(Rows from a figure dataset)
::::::
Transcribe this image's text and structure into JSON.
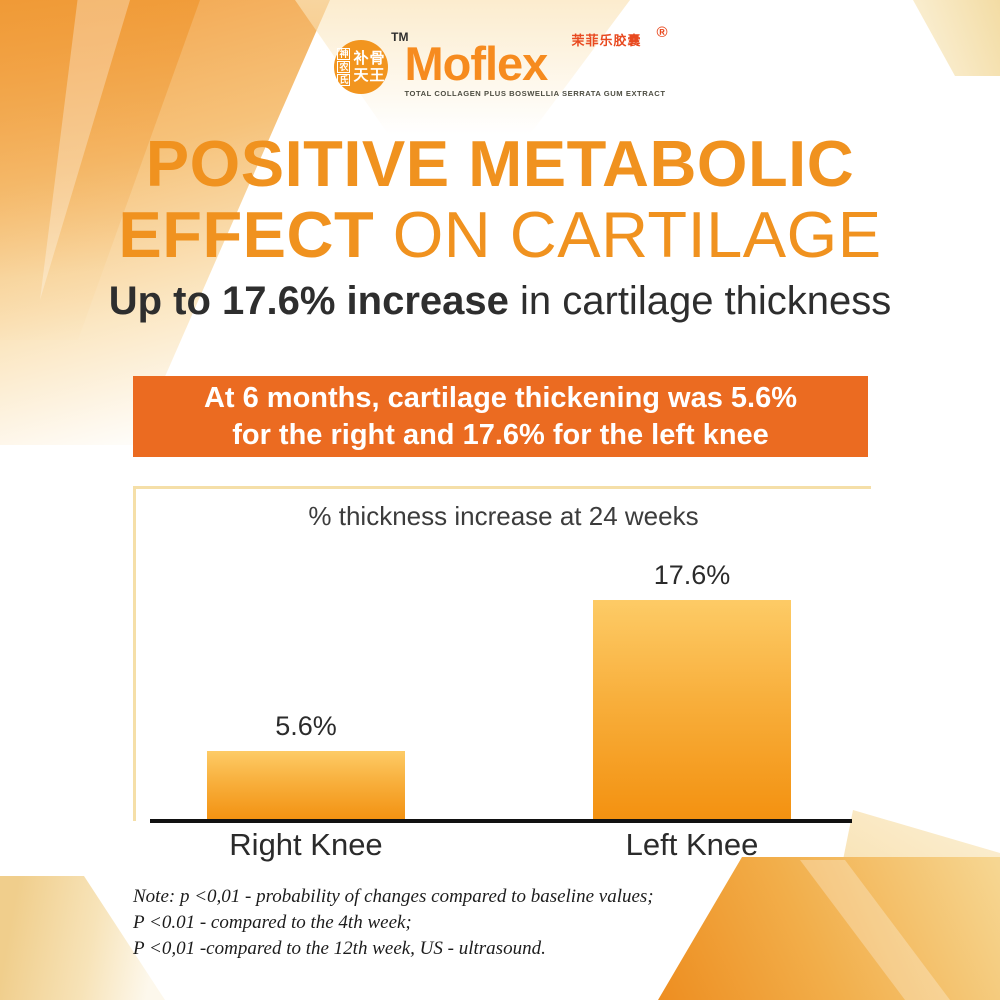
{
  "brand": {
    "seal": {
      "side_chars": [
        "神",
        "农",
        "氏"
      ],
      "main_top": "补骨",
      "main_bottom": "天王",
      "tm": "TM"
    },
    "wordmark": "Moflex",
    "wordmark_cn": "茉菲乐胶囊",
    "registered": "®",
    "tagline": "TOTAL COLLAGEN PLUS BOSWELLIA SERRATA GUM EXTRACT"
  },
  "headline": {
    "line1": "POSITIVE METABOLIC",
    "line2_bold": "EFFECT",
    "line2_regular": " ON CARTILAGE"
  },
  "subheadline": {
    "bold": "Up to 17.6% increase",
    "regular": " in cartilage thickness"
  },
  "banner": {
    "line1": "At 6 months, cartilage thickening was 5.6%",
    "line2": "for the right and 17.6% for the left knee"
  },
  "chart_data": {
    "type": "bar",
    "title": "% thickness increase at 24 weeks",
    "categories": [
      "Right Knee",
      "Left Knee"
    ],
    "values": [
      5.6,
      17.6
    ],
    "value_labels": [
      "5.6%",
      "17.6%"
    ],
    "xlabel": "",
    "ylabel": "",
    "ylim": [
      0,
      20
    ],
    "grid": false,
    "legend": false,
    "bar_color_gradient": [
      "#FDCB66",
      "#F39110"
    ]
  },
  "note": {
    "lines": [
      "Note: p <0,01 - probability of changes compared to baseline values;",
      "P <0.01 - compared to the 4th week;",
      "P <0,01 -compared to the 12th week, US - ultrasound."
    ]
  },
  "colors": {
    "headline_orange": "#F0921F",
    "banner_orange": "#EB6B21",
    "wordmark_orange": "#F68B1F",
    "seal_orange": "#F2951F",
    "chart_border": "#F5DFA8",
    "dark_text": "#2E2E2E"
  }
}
::::::
Without the pictures, transcribe the listing above exactly.

Transcribe this image's text and structure into JSON.
{
  "brand": {
    "seal": {
      "side_chars": [
        "神",
        "农",
        "氏"
      ],
      "main_top": "补骨",
      "main_bottom": "天王",
      "tm": "TM"
    },
    "wordmark": "Moflex",
    "wordmark_cn": "茉菲乐胶囊",
    "registered": "®",
    "tagline": "TOTAL COLLAGEN PLUS BOSWELLIA SERRATA GUM EXTRACT"
  },
  "headline": {
    "line1": "POSITIVE METABOLIC",
    "line2_bold": "EFFECT",
    "line2_regular": " ON CARTILAGE"
  },
  "subheadline": {
    "bold": "Up to 17.6% increase",
    "regular": " in cartilage thickness"
  },
  "banner": {
    "line1": "At 6 months, cartilage thickening was 5.6%",
    "line2": "for the right and 17.6% for the left knee"
  },
  "chart_data": {
    "type": "bar",
    "title": "% thickness increase at 24 weeks",
    "categories": [
      "Right Knee",
      "Left Knee"
    ],
    "values": [
      5.6,
      17.6
    ],
    "value_labels": [
      "5.6%",
      "17.6%"
    ],
    "xlabel": "",
    "ylabel": "",
    "ylim": [
      0,
      20
    ],
    "grid": false,
    "legend": false,
    "bar_color_gradient": [
      "#FDCB66",
      "#F39110"
    ]
  },
  "note": {
    "lines": [
      "Note: p <0,01 - probability of changes compared to baseline values;",
      "P <0.01 - compared to the 4th week;",
      "P <0,01 -compared to the 12th week, US - ultrasound."
    ]
  },
  "colors": {
    "headline_orange": "#F0921F",
    "banner_orange": "#EB6B21",
    "wordmark_orange": "#F68B1F",
    "seal_orange": "#F2951F",
    "chart_border": "#F5DFA8",
    "dark_text": "#2E2E2E"
  }
}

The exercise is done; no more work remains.